Written exercise -
Pick out every line with the word "this" and copy it.

□ □ □ □ □

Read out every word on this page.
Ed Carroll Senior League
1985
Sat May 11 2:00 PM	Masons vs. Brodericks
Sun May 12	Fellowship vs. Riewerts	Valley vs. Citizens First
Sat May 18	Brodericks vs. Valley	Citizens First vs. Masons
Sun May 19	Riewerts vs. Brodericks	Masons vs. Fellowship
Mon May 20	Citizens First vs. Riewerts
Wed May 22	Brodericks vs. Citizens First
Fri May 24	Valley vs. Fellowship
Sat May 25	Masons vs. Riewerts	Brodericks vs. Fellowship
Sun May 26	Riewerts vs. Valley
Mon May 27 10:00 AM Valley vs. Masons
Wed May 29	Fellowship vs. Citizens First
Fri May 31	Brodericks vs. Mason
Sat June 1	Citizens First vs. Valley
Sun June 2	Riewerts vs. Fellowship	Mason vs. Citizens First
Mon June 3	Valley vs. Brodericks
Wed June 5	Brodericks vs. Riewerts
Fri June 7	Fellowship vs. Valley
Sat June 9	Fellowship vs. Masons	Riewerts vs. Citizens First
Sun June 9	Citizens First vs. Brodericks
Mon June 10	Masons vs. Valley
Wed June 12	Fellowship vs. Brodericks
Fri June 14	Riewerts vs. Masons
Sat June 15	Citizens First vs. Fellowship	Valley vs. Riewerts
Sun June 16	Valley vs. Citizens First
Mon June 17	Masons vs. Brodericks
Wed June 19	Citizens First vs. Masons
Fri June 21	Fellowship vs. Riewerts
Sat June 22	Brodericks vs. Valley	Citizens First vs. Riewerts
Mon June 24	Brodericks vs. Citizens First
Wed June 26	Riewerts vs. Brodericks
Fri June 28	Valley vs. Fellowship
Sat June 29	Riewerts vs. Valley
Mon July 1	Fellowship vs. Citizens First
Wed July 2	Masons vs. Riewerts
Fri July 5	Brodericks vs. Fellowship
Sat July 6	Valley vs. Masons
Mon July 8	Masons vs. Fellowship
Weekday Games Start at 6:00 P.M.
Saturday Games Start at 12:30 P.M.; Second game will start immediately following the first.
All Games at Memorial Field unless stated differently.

□ □ □ □ □

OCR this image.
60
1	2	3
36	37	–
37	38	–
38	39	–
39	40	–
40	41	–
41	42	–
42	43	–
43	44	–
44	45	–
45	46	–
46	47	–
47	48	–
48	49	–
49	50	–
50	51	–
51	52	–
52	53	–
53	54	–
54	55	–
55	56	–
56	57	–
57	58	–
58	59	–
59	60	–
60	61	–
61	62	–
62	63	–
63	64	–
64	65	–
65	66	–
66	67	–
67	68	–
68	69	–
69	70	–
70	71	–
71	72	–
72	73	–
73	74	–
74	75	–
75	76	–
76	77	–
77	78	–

□ □ □ □ □

Response below -
Read out every word on this page.
OCR this image.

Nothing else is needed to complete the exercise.